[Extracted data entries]
•••
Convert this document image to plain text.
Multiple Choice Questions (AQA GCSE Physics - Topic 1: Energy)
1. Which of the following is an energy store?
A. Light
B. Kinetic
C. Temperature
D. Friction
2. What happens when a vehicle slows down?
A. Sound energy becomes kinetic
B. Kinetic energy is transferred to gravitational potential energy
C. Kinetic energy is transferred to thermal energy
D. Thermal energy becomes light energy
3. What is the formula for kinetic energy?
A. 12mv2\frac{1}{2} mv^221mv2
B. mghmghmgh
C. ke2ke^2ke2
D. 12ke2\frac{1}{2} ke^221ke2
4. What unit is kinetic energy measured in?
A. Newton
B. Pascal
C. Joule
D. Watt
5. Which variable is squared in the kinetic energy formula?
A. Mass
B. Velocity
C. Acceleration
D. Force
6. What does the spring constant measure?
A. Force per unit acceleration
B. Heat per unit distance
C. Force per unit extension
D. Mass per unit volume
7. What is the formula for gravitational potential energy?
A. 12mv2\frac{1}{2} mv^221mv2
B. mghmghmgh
•••
WHAT NEEDS TO BE DONE
In the records above, collect each line with "formula".

EXERCISE RESULT
3. What is the formula for kinetic energy?
5. Which variable is squared in the kinetic energy formula?
7. What is the formula for gravitational potential energy?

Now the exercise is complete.